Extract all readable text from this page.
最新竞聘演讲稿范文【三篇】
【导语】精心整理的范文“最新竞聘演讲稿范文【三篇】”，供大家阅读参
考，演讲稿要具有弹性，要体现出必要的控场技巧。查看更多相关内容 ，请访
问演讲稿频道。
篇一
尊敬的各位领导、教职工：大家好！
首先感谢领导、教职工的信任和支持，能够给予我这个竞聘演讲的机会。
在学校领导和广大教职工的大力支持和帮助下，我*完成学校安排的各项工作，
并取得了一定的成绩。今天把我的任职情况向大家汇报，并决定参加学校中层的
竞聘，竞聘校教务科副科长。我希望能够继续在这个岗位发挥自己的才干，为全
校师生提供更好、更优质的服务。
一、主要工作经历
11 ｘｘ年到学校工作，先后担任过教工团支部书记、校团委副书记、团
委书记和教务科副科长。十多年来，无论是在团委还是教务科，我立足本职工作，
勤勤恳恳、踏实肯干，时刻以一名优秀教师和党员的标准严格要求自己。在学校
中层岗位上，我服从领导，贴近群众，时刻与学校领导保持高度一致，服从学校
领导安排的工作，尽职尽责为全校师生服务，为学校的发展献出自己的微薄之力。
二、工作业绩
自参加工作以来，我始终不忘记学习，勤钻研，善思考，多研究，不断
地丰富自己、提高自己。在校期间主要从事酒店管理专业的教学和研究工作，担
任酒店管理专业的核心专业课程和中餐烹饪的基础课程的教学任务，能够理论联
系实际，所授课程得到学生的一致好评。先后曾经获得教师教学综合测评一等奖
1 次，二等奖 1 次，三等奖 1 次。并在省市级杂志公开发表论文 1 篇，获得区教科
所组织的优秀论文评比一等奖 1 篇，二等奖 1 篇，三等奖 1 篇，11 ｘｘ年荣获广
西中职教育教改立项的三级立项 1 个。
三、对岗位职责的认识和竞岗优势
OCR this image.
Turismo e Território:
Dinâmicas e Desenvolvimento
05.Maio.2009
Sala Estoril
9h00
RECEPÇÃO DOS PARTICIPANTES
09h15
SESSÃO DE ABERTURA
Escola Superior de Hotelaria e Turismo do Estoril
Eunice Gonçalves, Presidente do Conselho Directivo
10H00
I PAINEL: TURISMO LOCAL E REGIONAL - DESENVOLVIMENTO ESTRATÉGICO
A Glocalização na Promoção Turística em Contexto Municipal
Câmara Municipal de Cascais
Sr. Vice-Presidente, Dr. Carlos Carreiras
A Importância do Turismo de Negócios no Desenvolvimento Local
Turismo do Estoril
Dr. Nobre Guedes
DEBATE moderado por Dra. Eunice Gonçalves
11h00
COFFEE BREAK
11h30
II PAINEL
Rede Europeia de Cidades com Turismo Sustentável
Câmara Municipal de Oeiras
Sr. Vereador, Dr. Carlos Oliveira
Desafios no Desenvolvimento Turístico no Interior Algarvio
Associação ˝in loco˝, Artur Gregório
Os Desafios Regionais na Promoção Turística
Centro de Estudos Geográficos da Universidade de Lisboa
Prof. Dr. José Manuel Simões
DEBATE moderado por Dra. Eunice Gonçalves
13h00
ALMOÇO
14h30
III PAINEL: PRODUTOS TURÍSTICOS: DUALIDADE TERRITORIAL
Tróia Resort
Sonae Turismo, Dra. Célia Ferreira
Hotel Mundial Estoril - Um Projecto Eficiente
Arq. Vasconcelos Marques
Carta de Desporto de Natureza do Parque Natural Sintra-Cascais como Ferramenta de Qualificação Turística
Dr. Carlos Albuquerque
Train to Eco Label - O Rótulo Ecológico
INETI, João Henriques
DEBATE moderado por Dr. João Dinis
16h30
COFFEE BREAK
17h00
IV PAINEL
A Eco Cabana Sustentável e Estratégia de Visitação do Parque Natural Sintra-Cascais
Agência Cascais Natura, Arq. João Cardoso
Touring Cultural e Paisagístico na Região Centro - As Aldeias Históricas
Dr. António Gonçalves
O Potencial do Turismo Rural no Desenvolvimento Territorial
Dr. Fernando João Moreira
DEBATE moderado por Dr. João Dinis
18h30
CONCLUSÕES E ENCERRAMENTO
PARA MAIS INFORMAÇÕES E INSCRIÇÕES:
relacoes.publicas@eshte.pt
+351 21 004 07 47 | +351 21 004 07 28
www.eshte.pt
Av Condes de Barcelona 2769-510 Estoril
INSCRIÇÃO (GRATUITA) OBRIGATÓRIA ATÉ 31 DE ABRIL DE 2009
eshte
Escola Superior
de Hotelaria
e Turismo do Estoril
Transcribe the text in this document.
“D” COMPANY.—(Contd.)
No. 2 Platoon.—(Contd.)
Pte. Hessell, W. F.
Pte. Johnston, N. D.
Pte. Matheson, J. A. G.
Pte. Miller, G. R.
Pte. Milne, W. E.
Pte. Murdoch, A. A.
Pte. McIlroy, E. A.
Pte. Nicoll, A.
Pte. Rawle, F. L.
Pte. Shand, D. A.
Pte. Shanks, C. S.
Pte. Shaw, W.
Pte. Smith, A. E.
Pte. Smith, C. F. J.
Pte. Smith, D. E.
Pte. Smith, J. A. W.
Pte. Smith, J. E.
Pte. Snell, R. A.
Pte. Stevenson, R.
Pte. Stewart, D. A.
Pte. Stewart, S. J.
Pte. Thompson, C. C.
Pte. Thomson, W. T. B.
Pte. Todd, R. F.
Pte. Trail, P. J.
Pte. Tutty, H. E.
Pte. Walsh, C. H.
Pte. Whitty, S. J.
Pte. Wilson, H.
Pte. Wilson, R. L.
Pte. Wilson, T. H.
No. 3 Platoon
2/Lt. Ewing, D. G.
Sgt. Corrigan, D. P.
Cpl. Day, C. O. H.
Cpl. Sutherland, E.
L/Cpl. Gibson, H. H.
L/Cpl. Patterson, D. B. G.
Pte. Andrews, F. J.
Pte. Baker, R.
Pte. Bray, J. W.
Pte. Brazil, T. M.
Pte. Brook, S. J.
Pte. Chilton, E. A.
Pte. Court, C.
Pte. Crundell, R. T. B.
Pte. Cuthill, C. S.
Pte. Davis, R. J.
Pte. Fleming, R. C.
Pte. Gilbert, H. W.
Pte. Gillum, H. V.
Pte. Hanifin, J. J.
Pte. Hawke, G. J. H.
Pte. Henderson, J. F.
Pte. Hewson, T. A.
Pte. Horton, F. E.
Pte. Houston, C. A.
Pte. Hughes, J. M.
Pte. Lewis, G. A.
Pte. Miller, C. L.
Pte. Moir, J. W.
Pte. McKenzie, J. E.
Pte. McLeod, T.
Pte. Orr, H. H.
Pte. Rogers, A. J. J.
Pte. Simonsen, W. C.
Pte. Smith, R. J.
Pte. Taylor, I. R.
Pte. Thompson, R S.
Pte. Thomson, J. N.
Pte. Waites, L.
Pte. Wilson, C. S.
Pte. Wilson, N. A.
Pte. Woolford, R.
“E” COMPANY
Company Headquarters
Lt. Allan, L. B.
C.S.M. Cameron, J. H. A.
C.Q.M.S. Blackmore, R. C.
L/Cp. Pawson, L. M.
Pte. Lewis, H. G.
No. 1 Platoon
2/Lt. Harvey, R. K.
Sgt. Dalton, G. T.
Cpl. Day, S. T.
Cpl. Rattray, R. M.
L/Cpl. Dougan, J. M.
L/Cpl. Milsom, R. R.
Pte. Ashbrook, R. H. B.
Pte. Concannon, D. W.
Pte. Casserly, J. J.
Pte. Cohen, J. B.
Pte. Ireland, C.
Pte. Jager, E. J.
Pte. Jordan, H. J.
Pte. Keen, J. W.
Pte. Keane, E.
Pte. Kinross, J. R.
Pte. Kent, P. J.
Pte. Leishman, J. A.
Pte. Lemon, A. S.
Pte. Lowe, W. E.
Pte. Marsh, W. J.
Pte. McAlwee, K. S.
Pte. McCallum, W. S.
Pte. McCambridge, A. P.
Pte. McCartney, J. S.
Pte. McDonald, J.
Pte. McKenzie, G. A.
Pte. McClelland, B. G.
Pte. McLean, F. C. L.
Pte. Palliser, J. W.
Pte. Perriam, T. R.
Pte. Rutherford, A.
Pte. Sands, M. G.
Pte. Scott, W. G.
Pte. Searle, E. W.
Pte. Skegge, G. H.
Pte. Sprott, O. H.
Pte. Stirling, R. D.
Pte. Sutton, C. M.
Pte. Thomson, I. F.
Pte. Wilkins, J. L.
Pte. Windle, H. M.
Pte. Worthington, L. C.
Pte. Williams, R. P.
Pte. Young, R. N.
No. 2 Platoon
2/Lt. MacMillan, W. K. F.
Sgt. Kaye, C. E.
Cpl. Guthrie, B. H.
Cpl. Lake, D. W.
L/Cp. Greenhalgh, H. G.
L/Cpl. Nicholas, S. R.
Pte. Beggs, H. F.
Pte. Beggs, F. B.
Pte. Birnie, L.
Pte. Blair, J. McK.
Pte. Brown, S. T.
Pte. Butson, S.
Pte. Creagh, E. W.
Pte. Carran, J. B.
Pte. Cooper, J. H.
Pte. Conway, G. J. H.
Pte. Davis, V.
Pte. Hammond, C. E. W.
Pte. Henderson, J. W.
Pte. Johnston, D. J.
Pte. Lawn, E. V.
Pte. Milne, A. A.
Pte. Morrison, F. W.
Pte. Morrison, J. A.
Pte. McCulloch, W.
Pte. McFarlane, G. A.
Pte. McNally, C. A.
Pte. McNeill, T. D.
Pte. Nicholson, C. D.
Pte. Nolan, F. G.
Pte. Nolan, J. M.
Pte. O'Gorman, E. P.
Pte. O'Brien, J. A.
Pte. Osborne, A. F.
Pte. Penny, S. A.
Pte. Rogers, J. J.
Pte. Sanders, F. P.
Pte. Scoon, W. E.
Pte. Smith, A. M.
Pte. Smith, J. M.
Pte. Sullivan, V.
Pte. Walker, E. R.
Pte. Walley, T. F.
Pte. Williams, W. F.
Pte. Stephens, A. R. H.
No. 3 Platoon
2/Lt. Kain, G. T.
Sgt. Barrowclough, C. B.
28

§ WHAT IS REQUIRED
Using the records above, select and copy every line that has the word "Municipal".

§ EXERCISE RESULT
A Glocalização na Promoção Turística em Contexto Municipal
Câmara Municipal de Cascais
Câmara Municipal de Oeiras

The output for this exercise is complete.